* _Aim_: Transcribe the records in full, keeping every character as it is.

#####

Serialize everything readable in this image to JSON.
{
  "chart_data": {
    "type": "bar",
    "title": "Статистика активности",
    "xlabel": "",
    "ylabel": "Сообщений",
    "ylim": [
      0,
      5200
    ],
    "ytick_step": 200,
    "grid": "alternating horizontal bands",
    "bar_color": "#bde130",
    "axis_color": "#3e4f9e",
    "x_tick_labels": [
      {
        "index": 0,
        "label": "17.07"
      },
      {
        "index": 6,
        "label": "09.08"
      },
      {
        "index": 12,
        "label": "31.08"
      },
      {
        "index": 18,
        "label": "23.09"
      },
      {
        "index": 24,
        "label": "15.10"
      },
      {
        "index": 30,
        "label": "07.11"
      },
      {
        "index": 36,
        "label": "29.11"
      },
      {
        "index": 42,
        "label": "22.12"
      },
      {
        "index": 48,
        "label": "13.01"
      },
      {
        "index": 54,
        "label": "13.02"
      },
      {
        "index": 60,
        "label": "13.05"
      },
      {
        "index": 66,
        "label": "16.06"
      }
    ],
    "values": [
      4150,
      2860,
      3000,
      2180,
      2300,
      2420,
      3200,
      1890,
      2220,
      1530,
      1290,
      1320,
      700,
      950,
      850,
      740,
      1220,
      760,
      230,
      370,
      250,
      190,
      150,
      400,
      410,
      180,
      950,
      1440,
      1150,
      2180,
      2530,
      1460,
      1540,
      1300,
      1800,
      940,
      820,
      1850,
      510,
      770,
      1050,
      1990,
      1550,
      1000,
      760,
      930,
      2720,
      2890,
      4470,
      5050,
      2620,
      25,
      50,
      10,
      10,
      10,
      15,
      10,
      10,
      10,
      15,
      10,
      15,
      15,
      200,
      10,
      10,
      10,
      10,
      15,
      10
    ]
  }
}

#####

* _Expected answer_:
Serialize everything readable in this image to JSON.
{
  "chart_data": {
    "type": "bar",
    "title": "Статистика активности",
    "xlabel": "",
    "ylabel": "Сообщений",
    "ylim": [
      0,
      5200
    ],
    "ytick_step": 200,
    "grid": "alternating horizontal bands",
    "bar_color": "#bde130",
    "axis_color": "#3e4f9e",
    "x_tick_labels": [
      {
        "index": 0,
        "label": "17.07"
      },
      {
        "index": 6,
        "label": "09.08"
      },
      {
        "index": 12,
        "label": "31.08"
      },
      {
        "index": 18,
        "label": "23.09"
      },
      {
        "index": 24,
        "label": "15.10"
      },
      {
        "index": 30,
        "label": "07.11"
      },
      {
        "index": 36,
        "label": "29.11"
      },
      {
        "index": 42,
        "label": "22.12"
      },
      {
        "index": 48,
        "label": "13.01"
      },
      {
        "index": 54,
        "label": "13.02"
      },
      {
        "index": 60,
        "label": "13.05"
      },
      {
        "index": 66,
        "label": "16.06"
      }
    ],
    "values": [
      4150,
      2860,
      3000,
      2180,
      2300,
      2420,
      3200,
      1890,
      2220,
      1530,
      1290,
      1320,
      700,
      950,
      850,
      740,
      1220,
      760,
      230,
      370,
      250,
      190,
      150,
      400,
      410,
      180,
      950,
      1440,
      1150,
      2180,
      2530,
      1460,
      1540,
      1300,
      1800,
      940,
      820,
      1850,
      510,
      770,
      1050,
      1990,
      1550,
      1000,
      760,
      930,
      2720,
      2890,
      4470,
      5050,
      2620,
      25,
      50,
      10,
      10,
      10,
      15,
      10,
      10,
      10,
      15,
      10,
      15,
      15,
      200,
      10,
      10,
      10,
      10,
      15,
      10
    ]
  }
}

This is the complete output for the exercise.